╭─ Task inputs

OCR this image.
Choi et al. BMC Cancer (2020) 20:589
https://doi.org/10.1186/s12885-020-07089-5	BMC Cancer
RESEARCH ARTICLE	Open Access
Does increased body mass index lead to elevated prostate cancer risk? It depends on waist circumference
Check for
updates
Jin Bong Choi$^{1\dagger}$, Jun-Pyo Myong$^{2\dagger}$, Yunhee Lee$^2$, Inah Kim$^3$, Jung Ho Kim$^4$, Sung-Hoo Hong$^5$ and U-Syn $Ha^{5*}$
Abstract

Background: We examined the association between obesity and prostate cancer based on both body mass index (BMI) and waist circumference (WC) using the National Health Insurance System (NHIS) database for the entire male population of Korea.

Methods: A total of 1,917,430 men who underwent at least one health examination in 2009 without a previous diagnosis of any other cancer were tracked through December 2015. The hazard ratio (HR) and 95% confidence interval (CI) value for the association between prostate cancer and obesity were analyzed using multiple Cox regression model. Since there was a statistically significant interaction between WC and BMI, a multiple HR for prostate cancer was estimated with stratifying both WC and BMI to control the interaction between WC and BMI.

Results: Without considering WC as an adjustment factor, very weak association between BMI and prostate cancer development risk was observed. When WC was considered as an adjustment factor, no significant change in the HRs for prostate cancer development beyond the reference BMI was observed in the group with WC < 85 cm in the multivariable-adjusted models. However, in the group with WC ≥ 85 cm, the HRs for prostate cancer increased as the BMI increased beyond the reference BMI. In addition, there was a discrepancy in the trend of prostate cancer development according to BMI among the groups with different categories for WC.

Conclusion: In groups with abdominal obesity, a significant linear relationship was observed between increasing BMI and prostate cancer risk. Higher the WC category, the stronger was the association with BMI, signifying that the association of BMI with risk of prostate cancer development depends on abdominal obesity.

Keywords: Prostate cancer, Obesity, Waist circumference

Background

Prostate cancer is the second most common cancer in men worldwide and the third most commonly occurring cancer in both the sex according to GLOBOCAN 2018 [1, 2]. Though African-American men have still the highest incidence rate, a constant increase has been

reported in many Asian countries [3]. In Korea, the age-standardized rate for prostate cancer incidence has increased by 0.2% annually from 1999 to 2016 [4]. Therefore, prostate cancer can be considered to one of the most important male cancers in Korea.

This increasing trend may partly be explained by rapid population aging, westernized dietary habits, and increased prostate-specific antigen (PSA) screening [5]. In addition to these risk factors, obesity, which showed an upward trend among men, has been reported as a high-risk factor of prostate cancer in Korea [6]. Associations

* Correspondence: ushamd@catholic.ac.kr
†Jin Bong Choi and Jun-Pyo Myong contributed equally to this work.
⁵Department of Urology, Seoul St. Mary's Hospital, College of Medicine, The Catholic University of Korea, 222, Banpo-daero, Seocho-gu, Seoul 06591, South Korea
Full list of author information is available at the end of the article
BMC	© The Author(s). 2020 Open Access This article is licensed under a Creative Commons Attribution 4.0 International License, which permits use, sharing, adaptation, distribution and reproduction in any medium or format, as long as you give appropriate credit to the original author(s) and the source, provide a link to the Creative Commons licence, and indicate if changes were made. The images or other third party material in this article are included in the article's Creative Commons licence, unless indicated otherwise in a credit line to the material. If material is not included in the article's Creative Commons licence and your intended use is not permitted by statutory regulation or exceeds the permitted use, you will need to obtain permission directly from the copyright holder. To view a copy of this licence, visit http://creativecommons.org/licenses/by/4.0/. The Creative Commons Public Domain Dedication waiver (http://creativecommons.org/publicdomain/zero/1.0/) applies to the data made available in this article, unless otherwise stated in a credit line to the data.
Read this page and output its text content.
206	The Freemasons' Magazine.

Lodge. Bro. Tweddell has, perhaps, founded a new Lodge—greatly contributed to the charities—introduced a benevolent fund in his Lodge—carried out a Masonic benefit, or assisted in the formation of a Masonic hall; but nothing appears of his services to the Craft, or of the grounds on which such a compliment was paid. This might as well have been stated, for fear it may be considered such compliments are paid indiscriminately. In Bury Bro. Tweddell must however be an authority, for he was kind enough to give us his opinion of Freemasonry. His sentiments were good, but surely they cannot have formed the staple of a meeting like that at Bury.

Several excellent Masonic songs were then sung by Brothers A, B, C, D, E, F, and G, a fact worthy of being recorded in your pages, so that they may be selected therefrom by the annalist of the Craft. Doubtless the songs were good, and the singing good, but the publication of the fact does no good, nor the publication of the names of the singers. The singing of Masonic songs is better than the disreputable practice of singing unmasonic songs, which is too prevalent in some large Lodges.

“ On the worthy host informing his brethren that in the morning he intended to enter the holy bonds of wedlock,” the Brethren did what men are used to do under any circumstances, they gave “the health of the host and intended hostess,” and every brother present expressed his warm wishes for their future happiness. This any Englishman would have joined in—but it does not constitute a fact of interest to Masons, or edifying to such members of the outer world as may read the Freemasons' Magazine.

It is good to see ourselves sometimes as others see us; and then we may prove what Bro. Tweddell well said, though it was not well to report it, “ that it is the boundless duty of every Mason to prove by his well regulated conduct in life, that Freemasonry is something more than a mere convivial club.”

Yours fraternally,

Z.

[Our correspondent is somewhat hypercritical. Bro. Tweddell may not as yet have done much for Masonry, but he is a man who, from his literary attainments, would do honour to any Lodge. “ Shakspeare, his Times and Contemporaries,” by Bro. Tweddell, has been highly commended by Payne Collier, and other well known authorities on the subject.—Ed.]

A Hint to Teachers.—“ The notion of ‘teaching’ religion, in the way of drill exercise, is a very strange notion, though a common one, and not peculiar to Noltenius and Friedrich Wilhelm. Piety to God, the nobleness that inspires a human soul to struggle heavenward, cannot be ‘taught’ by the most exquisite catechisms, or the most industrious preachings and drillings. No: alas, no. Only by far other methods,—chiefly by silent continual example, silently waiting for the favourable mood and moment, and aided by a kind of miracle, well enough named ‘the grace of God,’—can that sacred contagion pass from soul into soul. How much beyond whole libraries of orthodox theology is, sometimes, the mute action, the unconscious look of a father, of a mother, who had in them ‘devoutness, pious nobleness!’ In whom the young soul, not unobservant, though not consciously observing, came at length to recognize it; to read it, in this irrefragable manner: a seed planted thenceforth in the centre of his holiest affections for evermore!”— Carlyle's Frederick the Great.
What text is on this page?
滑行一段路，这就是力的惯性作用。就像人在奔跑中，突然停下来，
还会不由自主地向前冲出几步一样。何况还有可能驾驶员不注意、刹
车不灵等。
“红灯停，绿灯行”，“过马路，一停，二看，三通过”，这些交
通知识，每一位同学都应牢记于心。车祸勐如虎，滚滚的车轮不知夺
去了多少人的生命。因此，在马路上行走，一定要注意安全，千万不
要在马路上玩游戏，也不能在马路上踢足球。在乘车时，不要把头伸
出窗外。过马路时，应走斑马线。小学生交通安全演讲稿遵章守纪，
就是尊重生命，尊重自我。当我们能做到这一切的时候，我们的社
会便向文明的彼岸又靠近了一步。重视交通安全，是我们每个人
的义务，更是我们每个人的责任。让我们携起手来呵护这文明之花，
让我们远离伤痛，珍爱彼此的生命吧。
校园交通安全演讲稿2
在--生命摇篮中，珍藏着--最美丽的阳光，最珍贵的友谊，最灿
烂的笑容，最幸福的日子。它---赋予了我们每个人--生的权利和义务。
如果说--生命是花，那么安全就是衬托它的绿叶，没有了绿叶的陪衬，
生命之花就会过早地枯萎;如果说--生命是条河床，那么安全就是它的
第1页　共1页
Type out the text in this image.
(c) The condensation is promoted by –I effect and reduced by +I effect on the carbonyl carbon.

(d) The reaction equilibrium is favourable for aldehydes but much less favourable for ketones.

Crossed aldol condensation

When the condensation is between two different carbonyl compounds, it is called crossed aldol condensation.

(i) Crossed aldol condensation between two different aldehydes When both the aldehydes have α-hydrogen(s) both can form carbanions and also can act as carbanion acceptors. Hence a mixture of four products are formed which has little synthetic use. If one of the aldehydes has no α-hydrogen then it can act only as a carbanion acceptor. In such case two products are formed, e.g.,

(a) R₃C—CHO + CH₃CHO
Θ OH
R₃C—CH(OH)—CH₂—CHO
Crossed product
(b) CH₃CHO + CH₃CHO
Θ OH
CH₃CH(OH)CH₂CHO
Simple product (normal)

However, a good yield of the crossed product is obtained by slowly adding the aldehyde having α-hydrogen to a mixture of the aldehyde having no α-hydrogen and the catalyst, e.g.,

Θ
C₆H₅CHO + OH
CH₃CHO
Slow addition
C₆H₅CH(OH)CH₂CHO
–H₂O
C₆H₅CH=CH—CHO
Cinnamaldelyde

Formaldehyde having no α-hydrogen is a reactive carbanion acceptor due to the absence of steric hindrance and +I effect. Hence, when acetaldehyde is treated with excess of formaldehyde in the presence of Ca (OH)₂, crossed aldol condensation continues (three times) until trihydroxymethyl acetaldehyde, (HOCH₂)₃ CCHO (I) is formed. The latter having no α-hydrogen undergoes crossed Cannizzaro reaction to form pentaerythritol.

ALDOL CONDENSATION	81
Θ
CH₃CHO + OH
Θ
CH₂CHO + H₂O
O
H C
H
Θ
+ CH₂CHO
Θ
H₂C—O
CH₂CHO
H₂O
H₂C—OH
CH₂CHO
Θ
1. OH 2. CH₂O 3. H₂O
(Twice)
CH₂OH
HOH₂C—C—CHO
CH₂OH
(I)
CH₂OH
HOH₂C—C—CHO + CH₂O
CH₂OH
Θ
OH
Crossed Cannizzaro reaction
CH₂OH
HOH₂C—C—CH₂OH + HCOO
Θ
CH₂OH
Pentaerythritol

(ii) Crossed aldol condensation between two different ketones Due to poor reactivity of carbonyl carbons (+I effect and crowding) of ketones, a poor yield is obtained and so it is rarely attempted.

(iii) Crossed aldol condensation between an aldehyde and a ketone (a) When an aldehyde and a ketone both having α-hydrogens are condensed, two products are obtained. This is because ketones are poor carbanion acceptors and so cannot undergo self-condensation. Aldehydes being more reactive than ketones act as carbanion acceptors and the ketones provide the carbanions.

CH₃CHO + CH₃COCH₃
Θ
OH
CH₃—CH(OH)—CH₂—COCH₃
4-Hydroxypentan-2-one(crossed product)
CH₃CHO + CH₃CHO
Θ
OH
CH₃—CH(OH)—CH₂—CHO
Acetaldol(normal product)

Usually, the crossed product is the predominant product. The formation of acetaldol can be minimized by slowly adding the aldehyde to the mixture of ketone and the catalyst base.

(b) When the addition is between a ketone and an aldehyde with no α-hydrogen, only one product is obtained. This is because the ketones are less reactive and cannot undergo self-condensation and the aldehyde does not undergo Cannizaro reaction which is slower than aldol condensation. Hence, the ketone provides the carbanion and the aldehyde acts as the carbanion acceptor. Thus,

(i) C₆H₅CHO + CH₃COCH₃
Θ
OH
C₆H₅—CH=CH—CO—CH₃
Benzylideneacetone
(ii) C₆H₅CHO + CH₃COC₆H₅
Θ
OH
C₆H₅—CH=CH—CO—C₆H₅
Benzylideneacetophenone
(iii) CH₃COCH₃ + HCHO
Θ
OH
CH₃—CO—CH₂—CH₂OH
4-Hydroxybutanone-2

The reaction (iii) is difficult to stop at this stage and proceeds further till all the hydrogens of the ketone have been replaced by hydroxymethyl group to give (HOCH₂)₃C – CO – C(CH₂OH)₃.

╰─

> The exercise: Report how many lines of the records above contain the word "depends", giving only the number.

> Final result: 2